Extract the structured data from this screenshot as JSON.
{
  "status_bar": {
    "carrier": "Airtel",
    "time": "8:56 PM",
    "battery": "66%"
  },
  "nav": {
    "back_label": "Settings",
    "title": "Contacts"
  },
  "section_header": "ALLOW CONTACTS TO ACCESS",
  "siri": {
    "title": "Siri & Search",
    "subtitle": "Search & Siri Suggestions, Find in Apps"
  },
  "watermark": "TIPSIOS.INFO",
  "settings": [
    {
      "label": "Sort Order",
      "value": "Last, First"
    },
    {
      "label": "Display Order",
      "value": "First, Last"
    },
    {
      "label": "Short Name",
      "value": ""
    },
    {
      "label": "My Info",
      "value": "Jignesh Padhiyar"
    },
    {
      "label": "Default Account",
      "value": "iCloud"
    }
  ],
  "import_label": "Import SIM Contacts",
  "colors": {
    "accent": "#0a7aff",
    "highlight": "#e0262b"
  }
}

|---|

### Job
Reproduce each entry exactly, leaving out nothing.

### Solution below
Extract the structured data from this screenshot as JSON.
{
  "status_bar": {
    "carrier": "Airtel",
    "time": "8:56 PM",
    "battery": "66%"
  },
  "nav": {
    "back_label": "Settings",
    "title": "Contacts"
  },
  "section_header": "ALLOW CONTACTS TO ACCESS",
  "siri": {
    "title": "Siri & Search",
    "subtitle": "Search & Siri Suggestions, Find in Apps"
  },
  "watermark": "TIPSIOS.INFO",
  "settings": [
    {
      "label": "Sort Order",
      "value": "Last, First"
    },
    {
      "label": "Display Order",
      "value": "First, Last"
    },
    {
      "label": "Short Name",
      "value": ""
    },
    {
      "label": "My Info",
      "value": "Jignesh Padhiyar"
    },
    {
      "label": "Default Account",
      "value": "iCloud"
    }
  ],
  "import_label": "Import SIM Contacts",
  "colors": {
    "accent": "#0a7aff",
    "highlight": "#e0262b"
  }
}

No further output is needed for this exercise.